Instruction –
Copy out all lines in the data below containing the string "先讲结论".

Available data –
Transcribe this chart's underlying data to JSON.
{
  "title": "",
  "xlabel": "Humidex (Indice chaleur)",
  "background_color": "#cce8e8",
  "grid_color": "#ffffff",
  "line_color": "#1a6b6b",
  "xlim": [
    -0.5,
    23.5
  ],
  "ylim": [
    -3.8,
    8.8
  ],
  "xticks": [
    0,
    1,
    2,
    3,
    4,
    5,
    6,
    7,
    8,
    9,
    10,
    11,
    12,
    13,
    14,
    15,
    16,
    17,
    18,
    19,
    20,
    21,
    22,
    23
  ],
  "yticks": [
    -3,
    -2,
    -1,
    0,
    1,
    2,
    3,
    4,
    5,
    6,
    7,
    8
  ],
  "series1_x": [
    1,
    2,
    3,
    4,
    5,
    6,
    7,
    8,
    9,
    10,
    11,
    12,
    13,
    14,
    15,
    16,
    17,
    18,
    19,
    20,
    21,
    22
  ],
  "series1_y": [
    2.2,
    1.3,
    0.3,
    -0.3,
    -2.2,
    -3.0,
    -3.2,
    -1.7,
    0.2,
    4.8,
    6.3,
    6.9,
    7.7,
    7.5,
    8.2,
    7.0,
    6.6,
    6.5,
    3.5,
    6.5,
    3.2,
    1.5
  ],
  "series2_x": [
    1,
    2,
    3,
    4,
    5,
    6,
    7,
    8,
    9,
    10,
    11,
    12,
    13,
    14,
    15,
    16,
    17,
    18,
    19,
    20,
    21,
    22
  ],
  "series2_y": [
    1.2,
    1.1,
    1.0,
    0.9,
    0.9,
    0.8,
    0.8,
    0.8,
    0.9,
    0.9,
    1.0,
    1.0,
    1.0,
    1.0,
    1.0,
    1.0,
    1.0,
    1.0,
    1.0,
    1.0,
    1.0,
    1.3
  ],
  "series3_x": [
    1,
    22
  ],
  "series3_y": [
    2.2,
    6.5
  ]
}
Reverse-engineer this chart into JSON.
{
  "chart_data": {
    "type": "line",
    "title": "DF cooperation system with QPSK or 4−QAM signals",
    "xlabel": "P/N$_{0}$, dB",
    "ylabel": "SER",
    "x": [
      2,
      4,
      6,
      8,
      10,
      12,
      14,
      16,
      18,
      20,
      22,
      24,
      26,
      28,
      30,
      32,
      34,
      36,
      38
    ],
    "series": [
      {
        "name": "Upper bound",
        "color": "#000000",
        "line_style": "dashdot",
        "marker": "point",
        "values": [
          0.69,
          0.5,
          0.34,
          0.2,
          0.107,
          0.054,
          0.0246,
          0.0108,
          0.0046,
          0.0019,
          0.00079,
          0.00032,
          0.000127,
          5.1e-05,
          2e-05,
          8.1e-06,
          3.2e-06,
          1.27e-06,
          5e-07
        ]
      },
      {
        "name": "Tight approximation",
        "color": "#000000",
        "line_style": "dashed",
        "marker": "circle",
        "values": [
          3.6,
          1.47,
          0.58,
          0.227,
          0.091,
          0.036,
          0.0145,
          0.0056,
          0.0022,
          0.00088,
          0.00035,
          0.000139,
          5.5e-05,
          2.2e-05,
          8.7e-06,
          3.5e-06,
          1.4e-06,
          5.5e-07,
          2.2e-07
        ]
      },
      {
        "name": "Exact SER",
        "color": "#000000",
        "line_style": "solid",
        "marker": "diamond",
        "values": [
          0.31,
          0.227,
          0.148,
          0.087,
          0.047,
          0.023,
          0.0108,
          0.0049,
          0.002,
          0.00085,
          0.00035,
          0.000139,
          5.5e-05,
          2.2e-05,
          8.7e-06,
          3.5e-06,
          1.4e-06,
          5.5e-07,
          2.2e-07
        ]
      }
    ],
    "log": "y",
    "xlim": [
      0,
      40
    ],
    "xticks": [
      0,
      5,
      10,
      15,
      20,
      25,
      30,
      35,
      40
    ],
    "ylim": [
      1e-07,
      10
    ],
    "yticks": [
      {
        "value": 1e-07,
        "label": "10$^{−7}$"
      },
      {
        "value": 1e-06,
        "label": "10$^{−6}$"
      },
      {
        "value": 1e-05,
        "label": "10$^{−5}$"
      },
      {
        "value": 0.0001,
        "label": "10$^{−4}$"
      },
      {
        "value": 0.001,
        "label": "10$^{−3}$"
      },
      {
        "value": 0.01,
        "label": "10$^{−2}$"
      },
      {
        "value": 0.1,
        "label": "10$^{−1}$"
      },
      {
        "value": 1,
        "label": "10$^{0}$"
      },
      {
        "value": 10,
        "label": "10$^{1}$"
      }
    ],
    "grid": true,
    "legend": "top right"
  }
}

...

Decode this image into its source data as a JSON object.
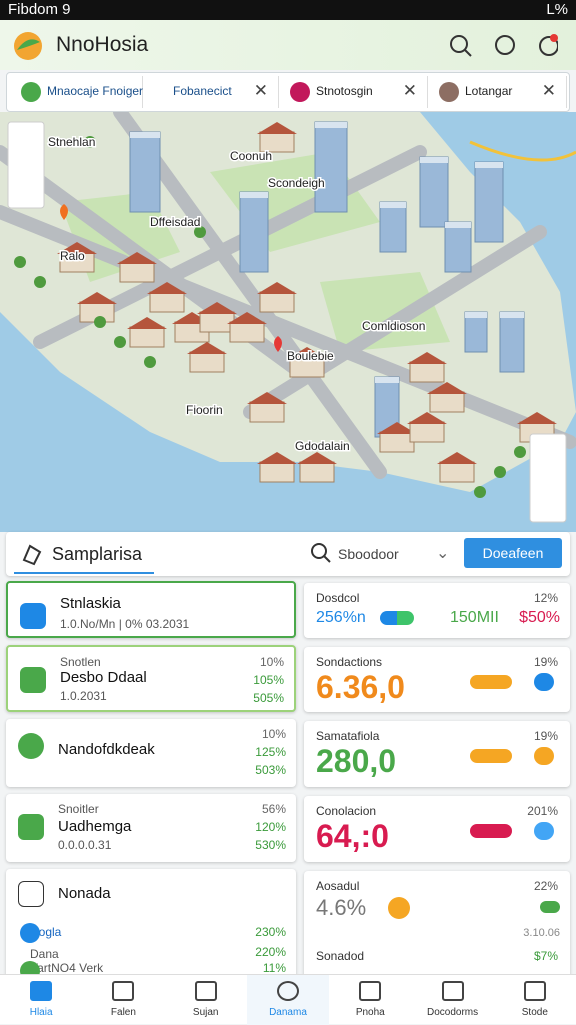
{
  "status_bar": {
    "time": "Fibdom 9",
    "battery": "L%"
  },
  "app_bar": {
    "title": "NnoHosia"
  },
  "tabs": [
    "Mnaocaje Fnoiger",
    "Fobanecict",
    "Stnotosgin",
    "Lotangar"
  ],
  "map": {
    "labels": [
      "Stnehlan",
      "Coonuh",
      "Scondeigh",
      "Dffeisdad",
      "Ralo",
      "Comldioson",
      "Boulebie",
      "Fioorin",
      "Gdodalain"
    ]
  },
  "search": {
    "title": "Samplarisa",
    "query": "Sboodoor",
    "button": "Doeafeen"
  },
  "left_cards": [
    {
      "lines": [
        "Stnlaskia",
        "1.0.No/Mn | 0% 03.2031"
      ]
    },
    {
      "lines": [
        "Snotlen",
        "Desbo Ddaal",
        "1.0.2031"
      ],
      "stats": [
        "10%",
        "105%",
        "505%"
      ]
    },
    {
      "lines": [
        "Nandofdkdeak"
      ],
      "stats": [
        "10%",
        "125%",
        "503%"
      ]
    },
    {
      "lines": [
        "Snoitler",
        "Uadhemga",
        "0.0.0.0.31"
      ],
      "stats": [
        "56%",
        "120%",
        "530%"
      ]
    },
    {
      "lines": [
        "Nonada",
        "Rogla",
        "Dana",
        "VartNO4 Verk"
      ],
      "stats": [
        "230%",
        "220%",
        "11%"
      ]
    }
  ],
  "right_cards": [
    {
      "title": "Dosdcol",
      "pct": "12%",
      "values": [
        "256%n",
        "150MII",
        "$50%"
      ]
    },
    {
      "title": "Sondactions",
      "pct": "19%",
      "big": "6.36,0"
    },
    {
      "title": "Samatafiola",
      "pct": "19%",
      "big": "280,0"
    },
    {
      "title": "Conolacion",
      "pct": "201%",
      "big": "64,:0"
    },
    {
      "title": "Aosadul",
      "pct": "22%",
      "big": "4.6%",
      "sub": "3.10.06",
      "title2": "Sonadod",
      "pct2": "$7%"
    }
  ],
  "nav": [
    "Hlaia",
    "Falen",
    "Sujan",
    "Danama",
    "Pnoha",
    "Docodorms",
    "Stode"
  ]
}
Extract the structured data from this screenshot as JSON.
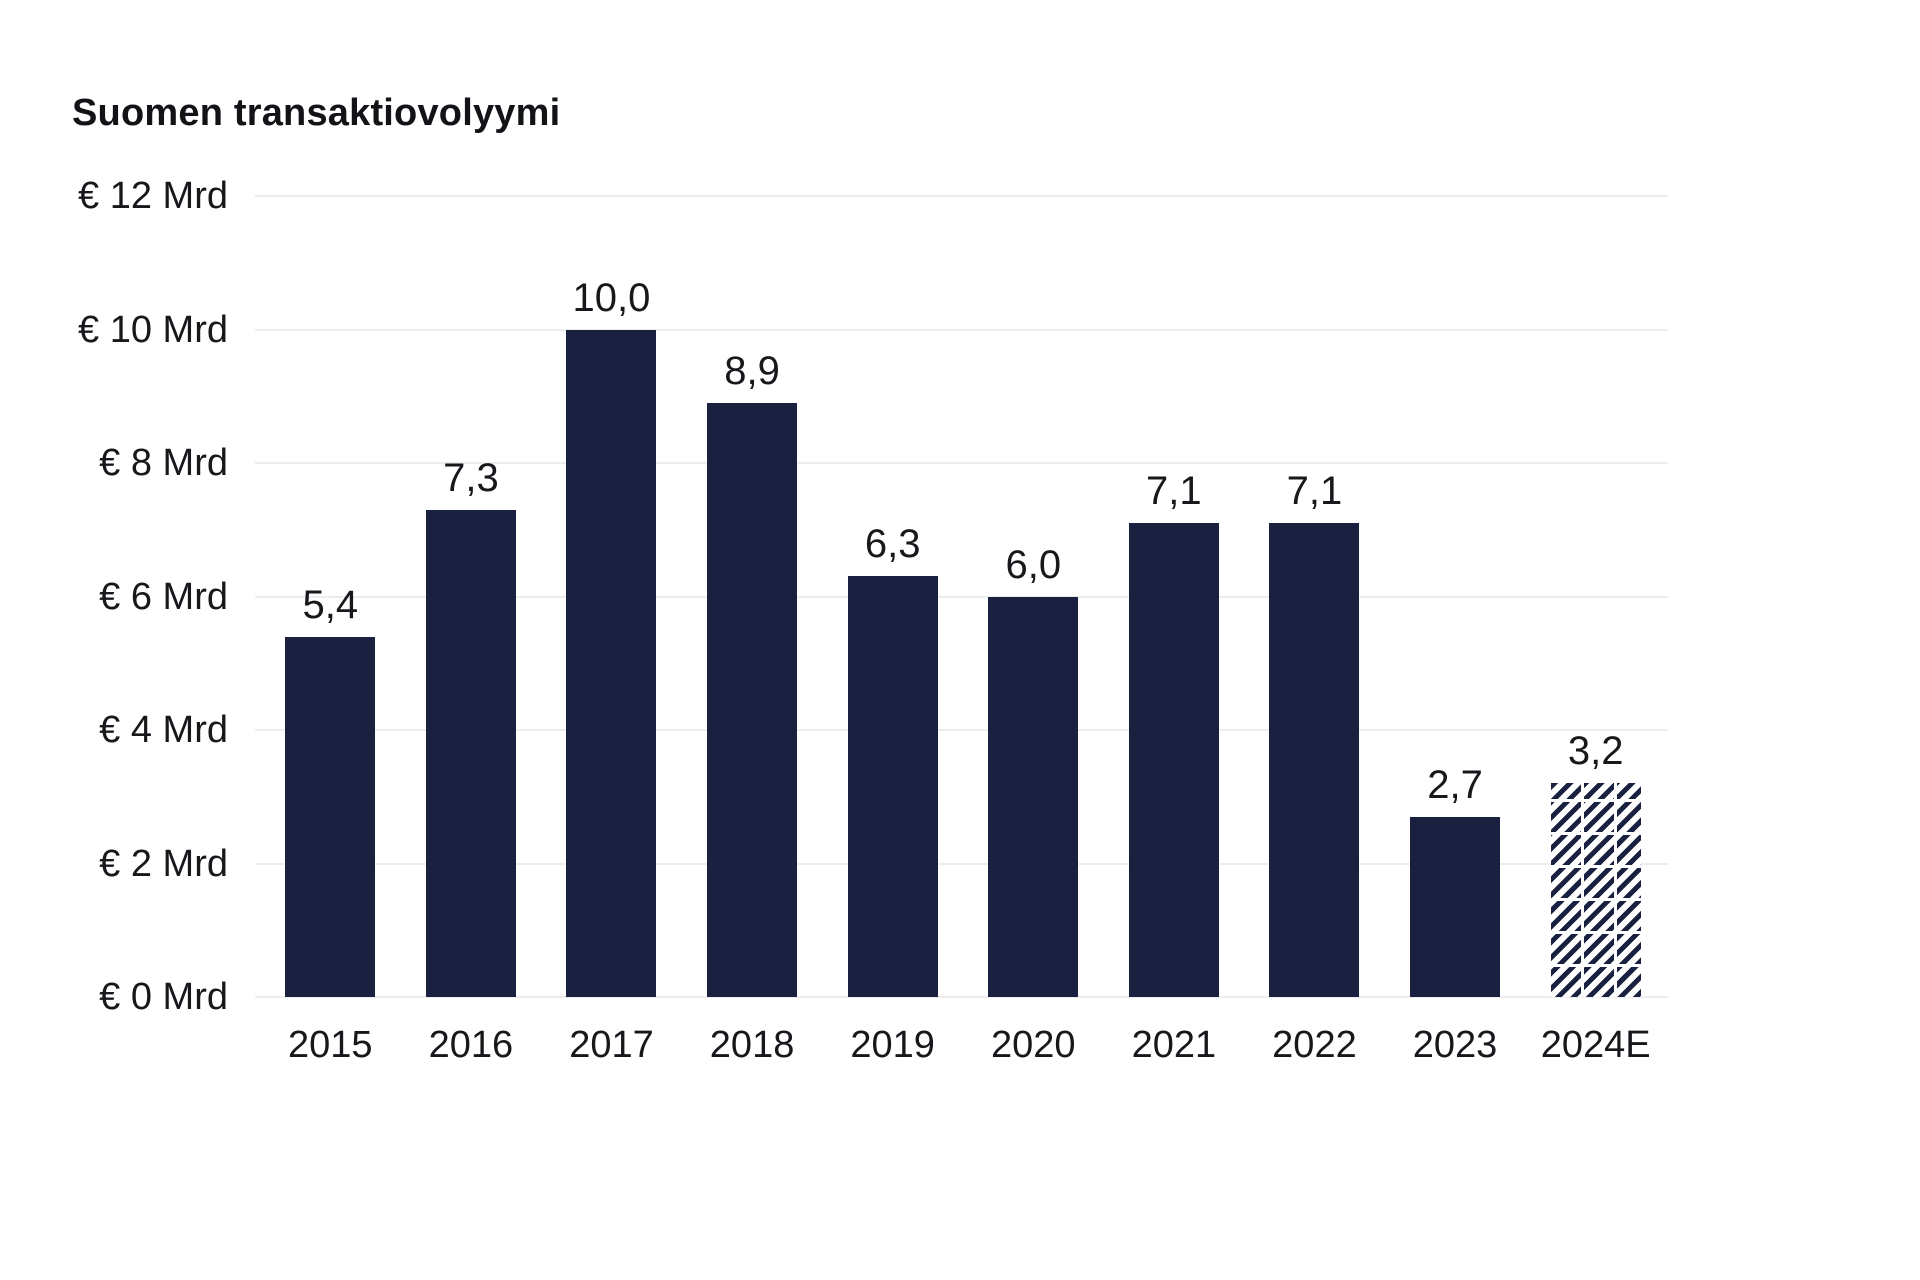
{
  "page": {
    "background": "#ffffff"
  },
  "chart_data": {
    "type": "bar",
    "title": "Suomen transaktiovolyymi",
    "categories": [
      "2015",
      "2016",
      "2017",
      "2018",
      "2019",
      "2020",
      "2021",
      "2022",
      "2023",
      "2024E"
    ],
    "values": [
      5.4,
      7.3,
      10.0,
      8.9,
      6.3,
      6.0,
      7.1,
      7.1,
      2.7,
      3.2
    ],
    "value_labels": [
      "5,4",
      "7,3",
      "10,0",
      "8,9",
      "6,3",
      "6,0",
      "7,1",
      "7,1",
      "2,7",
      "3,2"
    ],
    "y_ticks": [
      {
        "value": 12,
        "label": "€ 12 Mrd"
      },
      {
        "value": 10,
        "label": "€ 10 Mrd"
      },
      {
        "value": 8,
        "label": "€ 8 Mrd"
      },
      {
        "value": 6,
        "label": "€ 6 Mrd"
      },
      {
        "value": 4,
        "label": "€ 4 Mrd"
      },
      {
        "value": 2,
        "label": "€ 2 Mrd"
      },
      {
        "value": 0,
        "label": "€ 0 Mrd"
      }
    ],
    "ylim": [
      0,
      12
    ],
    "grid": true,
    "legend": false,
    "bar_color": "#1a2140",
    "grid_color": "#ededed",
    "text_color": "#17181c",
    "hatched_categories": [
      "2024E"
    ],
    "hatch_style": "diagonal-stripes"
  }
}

---

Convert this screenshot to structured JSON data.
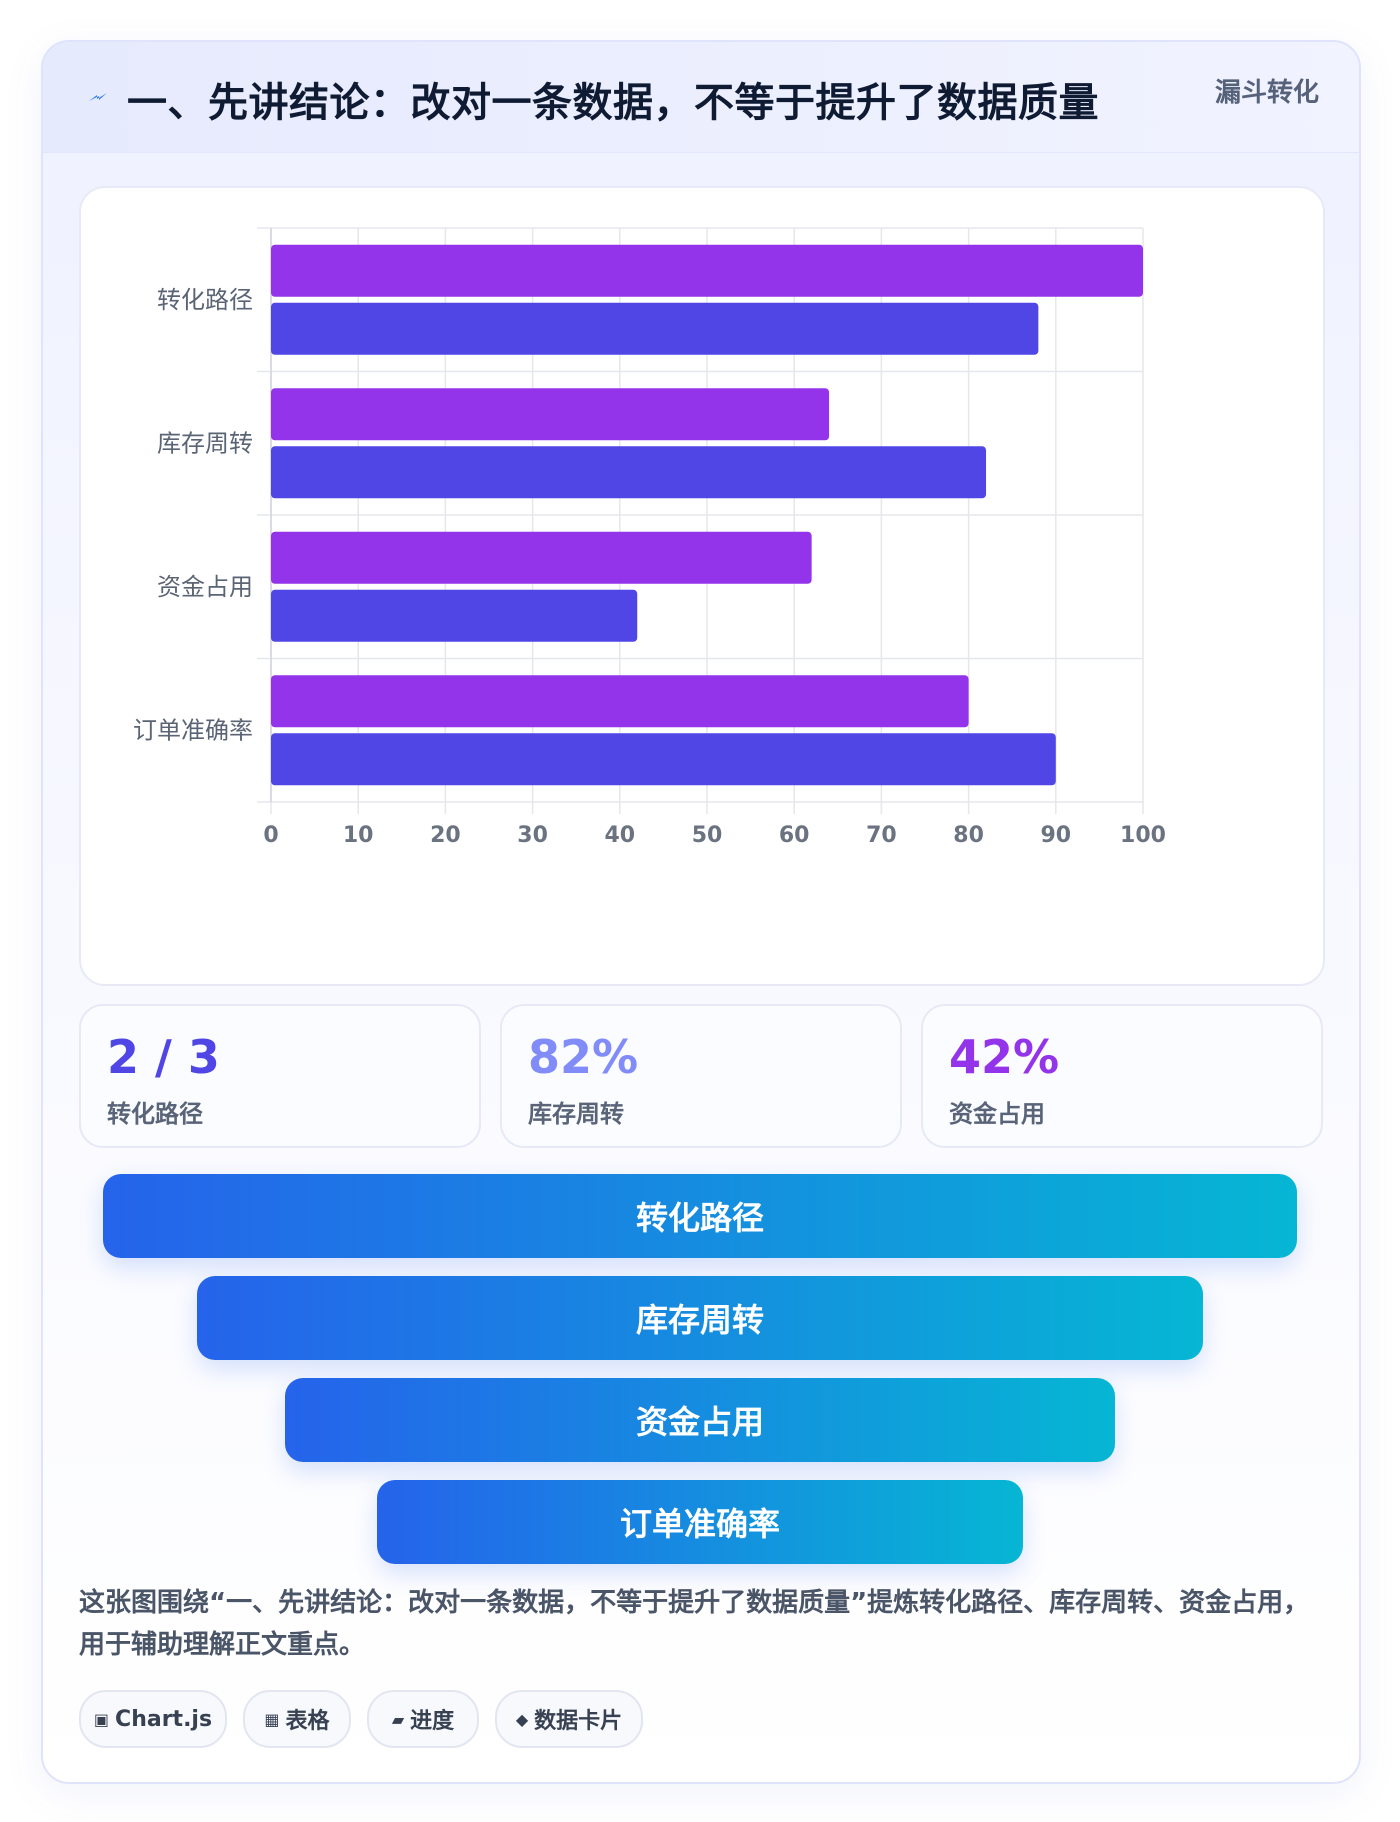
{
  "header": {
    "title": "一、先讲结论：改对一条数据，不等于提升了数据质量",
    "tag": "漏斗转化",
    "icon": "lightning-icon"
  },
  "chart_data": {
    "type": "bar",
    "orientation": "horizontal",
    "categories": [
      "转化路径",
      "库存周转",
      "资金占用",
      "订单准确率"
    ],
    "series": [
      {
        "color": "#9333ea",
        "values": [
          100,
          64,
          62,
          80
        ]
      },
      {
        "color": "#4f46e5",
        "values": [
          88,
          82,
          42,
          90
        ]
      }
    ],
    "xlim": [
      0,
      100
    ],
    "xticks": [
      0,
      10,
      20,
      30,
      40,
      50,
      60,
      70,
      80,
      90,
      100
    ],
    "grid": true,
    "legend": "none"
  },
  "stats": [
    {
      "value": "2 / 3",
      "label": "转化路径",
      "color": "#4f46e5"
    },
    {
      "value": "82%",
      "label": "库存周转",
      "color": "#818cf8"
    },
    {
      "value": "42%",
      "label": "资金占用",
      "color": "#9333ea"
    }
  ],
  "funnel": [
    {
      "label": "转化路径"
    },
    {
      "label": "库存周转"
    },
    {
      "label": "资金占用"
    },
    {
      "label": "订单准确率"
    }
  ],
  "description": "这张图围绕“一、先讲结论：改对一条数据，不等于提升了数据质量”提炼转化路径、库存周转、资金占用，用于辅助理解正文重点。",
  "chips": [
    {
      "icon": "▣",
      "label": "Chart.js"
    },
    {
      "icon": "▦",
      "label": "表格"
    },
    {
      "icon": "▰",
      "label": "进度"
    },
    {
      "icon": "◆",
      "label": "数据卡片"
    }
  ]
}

Answer to this problem –
    "title": "一、先讲结论：改对一条数据，不等于提升了数据质量",
  "description": "这张图围绕“一、先讲结论：改对一条数据，不等于提升了数据质量”提炼转化路径、库存周转、资金占用，用于辅助理解正文重点。",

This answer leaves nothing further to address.